----- LISTING
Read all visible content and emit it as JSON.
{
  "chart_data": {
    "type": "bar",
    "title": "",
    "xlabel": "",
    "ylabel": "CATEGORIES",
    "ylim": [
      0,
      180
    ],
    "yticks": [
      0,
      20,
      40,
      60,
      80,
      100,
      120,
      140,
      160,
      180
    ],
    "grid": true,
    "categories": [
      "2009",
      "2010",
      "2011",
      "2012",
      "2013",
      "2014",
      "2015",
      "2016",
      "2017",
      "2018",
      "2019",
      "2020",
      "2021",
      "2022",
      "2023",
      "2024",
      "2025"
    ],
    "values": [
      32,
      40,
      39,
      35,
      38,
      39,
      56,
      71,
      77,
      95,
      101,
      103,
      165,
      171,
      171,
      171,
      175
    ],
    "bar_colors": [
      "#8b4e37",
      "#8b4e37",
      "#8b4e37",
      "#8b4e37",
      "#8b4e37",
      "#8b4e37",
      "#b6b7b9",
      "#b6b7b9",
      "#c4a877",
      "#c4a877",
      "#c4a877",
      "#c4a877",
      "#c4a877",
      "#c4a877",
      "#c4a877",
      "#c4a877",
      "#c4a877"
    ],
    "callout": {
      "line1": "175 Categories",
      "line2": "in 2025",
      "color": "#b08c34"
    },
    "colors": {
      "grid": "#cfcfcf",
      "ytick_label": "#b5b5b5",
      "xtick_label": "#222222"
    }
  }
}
----------
Please set down each line of the records exactly as given.

Read all visible content and emit it as JSON.
{
  "chart_data": {
    "type": "bar",
    "title": "",
    "xlabel": "",
    "ylabel": "CATEGORIES",
    "ylim": [
      0,
      180
    ],
    "yticks": [
      0,
      20,
      40,
      60,
      80,
      100,
      120,
      140,
      160,
      180
    ],
    "grid": true,
    "categories": [
      "2009",
      "2010",
      "2011",
      "2012",
      "2013",
      "2014",
      "2015",
      "2016",
      "2017",
      "2018",
      "2019",
      "2020",
      "2021",
      "2022",
      "2023",
      "2024",
      "2025"
    ],
    "values": [
      32,
      40,
      39,
      35,
      38,
      39,
      56,
      71,
      77,
      95,
      101,
      103,
      165,
      171,
      171,
      171,
      175
    ],
    "bar_colors": [
      "#8b4e37",
      "#8b4e37",
      "#8b4e37",
      "#8b4e37",
      "#8b4e37",
      "#8b4e37",
      "#b6b7b9",
      "#b6b7b9",
      "#c4a877",
      "#c4a877",
      "#c4a877",
      "#c4a877",
      "#c4a877",
      "#c4a877",
      "#c4a877",
      "#c4a877",
      "#c4a877"
    ],
    "callout": {
      "line1": "175 Categories",
      "line2": "in 2025",
      "color": "#b08c34"
    },
    "colors": {
      "grid": "#cfcfcf",
      "ytick_label": "#b5b5b5",
      "xtick_label": "#222222"
    }
  }
}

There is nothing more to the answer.